What you have to do: Gather every line in the records below that contains the word "structure".

Stored data:
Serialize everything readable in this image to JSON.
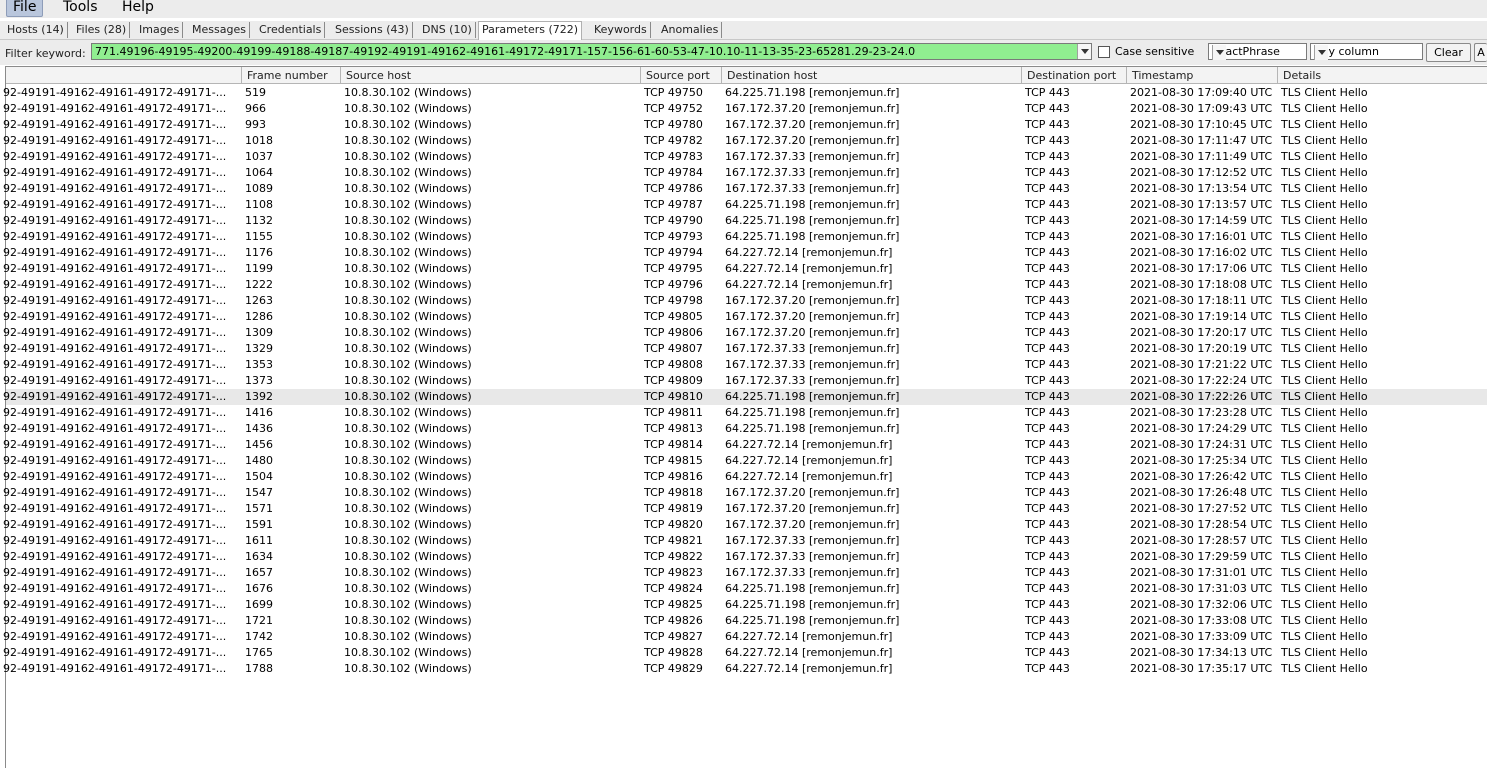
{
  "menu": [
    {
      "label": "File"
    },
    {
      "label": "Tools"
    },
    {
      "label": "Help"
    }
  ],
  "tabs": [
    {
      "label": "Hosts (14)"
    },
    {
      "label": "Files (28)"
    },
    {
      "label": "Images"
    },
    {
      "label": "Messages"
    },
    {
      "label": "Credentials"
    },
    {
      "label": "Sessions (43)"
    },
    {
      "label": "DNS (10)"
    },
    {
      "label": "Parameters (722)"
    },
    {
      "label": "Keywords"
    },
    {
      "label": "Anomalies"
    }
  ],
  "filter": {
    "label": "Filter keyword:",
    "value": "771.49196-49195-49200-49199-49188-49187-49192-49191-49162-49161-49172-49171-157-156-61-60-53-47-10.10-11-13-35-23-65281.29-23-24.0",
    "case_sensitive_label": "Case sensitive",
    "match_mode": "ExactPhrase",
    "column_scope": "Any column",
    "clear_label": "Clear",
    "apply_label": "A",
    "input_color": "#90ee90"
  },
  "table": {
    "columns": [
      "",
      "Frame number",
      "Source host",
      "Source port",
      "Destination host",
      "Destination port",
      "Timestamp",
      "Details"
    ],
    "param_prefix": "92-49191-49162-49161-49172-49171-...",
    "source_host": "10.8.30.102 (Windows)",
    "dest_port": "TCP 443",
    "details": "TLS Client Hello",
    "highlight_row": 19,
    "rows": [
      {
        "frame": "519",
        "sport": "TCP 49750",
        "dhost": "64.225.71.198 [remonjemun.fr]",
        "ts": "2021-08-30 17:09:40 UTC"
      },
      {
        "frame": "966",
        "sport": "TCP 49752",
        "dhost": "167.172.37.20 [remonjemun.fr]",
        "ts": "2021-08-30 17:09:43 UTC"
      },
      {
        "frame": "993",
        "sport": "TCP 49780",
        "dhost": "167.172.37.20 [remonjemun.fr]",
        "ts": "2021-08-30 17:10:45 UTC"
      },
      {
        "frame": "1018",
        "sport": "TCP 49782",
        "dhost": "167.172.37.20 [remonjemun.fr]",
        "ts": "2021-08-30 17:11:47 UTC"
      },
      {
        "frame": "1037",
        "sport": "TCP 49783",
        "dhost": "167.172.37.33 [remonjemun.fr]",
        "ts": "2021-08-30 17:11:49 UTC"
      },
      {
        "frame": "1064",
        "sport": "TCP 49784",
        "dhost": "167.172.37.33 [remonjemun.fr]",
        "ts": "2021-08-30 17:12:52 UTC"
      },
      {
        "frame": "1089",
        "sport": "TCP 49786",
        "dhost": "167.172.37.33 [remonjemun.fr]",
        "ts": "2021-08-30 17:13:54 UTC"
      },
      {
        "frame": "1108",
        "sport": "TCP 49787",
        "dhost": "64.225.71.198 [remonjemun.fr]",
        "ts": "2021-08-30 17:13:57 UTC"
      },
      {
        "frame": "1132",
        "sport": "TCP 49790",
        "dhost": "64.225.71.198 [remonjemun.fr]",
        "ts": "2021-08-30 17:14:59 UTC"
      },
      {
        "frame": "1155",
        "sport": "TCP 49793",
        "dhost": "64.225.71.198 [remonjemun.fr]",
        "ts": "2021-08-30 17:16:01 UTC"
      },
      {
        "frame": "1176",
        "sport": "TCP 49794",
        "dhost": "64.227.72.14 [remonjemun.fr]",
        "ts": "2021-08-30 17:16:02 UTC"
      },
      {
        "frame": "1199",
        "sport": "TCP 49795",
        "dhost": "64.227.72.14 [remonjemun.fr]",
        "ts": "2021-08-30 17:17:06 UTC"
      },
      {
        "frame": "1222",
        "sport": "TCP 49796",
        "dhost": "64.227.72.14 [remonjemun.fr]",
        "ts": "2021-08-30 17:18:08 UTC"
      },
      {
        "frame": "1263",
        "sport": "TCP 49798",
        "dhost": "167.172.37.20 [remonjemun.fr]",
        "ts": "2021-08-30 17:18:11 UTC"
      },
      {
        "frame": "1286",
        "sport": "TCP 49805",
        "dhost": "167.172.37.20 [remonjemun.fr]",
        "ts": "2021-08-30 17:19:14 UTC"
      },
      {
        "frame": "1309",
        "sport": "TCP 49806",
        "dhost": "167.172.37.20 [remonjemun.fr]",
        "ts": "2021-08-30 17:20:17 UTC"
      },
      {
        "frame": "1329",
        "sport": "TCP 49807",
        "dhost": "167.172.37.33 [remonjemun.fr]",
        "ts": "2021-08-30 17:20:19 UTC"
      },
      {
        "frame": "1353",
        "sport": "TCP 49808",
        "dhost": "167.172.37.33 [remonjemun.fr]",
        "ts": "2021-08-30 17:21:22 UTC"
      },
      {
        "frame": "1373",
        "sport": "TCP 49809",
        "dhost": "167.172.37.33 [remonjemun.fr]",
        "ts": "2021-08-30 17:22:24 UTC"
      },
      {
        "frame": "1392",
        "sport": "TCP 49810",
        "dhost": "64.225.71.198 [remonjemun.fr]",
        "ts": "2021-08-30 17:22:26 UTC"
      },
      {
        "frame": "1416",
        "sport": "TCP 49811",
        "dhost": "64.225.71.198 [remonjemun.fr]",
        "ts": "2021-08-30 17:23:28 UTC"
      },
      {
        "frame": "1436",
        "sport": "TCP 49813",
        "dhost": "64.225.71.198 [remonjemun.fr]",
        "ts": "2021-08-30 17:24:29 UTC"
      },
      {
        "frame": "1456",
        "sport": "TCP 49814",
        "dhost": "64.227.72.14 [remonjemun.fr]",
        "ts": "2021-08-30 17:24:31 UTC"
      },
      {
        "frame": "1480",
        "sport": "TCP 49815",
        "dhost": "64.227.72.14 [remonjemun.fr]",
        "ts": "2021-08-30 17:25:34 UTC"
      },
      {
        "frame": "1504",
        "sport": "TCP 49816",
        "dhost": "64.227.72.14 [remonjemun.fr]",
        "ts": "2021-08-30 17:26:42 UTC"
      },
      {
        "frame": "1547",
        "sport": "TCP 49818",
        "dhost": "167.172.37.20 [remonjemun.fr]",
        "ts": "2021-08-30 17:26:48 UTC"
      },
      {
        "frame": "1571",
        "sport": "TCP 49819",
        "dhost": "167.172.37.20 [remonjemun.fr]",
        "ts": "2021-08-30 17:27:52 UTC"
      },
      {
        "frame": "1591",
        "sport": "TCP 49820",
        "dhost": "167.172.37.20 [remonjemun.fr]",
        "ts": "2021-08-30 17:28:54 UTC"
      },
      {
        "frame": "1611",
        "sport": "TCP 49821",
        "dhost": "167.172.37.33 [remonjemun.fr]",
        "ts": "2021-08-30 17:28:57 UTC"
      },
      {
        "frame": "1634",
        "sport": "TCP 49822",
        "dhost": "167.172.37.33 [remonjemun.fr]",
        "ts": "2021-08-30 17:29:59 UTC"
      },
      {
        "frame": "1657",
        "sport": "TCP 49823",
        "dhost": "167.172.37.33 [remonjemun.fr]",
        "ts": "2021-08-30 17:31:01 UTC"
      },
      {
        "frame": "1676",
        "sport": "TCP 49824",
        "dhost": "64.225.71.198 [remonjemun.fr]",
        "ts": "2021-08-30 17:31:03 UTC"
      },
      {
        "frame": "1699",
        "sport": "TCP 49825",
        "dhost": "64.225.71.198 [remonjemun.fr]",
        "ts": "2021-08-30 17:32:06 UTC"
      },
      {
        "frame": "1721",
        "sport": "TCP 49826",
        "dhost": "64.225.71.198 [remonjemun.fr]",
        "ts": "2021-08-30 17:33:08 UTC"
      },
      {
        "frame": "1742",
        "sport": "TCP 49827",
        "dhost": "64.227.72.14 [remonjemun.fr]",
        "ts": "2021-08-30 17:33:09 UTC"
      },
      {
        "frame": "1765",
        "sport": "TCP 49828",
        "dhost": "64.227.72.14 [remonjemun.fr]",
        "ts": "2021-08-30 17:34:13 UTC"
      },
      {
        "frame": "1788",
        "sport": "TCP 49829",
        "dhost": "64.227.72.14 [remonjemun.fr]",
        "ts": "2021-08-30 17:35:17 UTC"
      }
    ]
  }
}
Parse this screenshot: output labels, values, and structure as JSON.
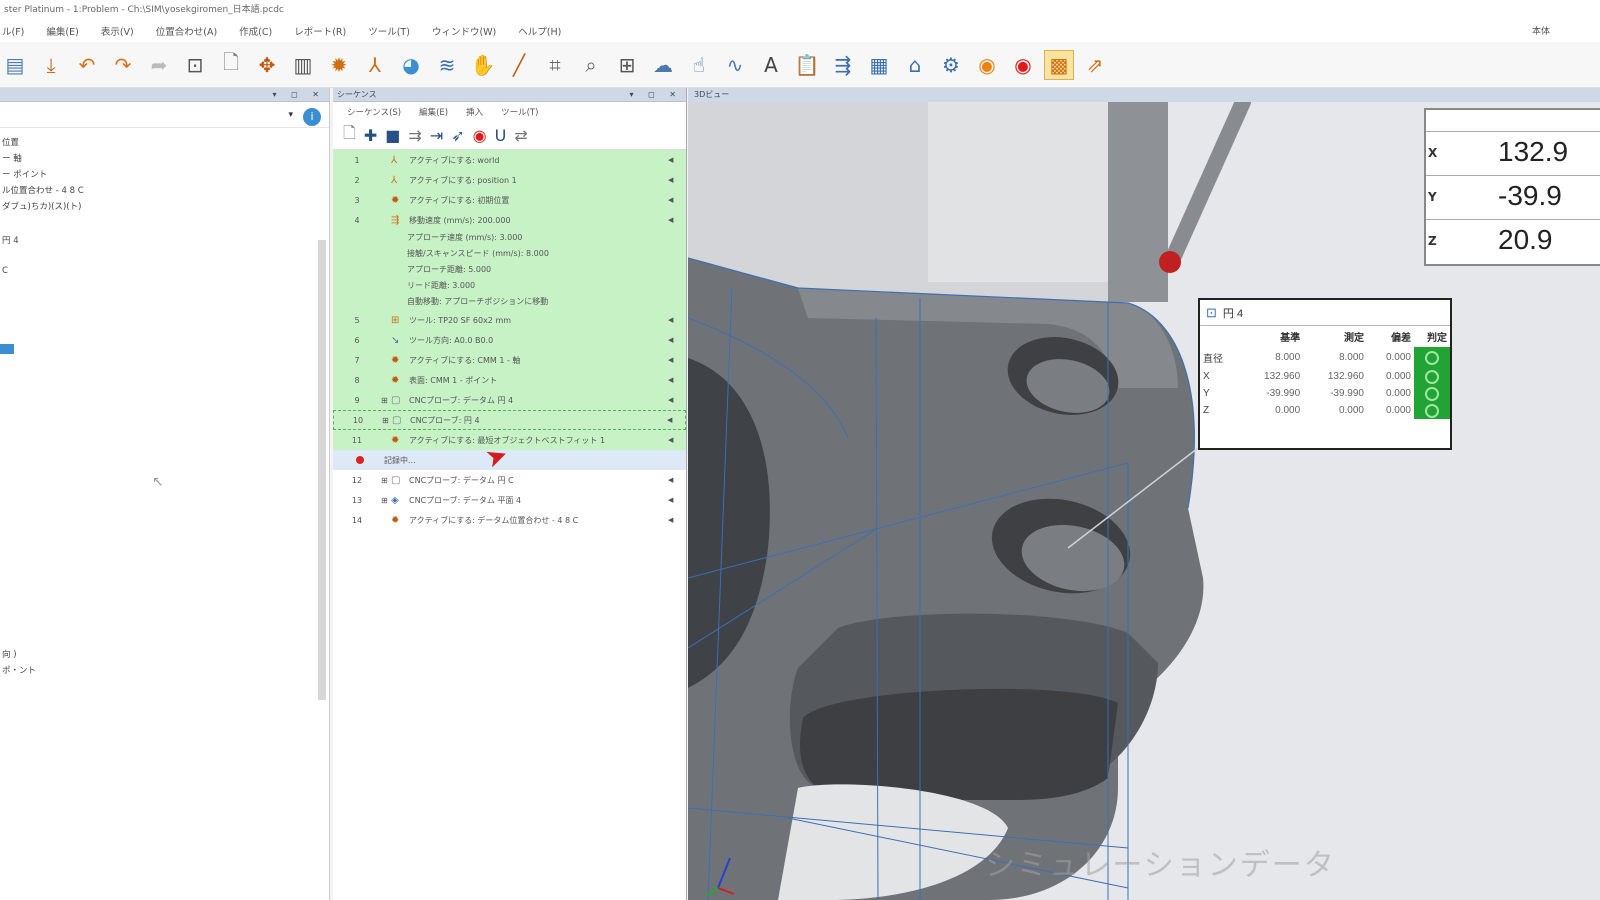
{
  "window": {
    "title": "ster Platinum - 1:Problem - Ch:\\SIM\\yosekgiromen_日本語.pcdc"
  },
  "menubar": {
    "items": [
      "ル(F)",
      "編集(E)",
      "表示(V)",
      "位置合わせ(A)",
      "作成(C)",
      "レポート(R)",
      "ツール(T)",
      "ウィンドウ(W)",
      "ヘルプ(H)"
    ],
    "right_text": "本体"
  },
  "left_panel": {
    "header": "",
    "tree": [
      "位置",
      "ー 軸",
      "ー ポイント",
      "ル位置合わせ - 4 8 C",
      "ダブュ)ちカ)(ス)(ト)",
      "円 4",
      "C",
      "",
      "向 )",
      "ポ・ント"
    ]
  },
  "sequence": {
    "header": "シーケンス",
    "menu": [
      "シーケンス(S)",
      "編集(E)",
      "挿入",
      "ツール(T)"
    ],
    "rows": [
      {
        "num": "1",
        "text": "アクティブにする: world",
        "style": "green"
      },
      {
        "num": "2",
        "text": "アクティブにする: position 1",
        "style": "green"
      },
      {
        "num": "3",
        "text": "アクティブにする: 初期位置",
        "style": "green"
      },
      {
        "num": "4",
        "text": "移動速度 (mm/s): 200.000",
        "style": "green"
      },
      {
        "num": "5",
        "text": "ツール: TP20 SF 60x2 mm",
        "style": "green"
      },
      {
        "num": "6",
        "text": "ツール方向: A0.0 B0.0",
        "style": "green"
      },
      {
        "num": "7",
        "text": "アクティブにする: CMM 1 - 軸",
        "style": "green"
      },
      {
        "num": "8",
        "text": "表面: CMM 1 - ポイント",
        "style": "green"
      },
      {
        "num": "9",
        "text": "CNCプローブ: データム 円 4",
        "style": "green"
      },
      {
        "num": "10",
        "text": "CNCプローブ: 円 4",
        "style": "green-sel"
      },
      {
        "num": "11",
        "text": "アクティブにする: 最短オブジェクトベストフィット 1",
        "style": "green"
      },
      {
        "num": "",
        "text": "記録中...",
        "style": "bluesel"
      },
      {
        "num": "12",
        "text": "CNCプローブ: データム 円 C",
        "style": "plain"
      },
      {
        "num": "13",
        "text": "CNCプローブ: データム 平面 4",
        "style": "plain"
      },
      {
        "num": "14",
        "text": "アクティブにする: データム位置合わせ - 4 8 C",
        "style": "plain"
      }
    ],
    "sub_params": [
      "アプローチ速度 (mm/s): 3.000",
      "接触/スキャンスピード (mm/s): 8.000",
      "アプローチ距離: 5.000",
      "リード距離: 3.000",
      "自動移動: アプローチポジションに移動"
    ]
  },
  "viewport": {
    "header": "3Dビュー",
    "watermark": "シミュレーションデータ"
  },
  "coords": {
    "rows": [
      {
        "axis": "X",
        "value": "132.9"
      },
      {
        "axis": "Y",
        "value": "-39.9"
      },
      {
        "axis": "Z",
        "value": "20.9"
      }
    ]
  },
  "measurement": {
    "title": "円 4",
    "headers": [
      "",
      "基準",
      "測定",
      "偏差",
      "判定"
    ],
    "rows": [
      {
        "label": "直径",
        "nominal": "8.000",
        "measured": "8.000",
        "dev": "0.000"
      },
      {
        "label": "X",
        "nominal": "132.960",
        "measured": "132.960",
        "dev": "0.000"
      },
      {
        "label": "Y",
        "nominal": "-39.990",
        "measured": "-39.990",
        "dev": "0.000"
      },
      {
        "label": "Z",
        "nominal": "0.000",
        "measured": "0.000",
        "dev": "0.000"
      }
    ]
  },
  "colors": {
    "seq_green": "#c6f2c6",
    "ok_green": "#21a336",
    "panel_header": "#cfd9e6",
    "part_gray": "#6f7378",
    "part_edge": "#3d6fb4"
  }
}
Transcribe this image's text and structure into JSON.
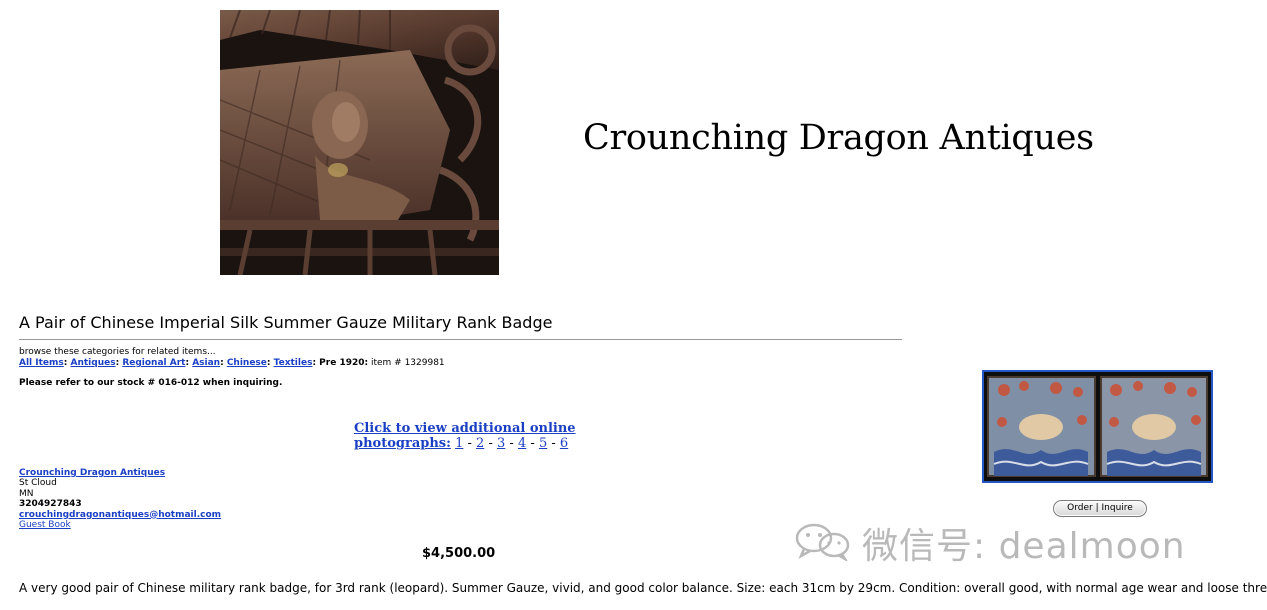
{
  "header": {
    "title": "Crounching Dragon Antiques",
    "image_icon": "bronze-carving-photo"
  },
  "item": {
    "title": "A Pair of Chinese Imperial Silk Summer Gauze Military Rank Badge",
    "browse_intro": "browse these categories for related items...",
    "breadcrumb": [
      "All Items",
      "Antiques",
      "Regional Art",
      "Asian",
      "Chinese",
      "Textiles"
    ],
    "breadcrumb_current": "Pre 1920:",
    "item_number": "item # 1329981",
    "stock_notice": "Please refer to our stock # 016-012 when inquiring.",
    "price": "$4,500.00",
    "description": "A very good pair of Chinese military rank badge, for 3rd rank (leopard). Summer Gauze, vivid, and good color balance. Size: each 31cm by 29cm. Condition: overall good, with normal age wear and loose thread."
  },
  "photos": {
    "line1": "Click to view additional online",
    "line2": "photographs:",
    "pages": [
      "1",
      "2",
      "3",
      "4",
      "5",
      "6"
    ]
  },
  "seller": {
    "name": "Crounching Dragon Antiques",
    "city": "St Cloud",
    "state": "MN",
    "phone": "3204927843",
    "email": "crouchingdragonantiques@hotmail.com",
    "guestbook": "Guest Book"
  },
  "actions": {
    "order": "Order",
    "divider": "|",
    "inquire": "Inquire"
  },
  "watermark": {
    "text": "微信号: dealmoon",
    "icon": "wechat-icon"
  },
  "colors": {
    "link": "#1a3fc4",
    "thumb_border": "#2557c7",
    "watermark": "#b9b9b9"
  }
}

Task answer:
Parse this screenshot: output labels, values, and structure as JSON.
Transcribe this image's text and structure into JSON.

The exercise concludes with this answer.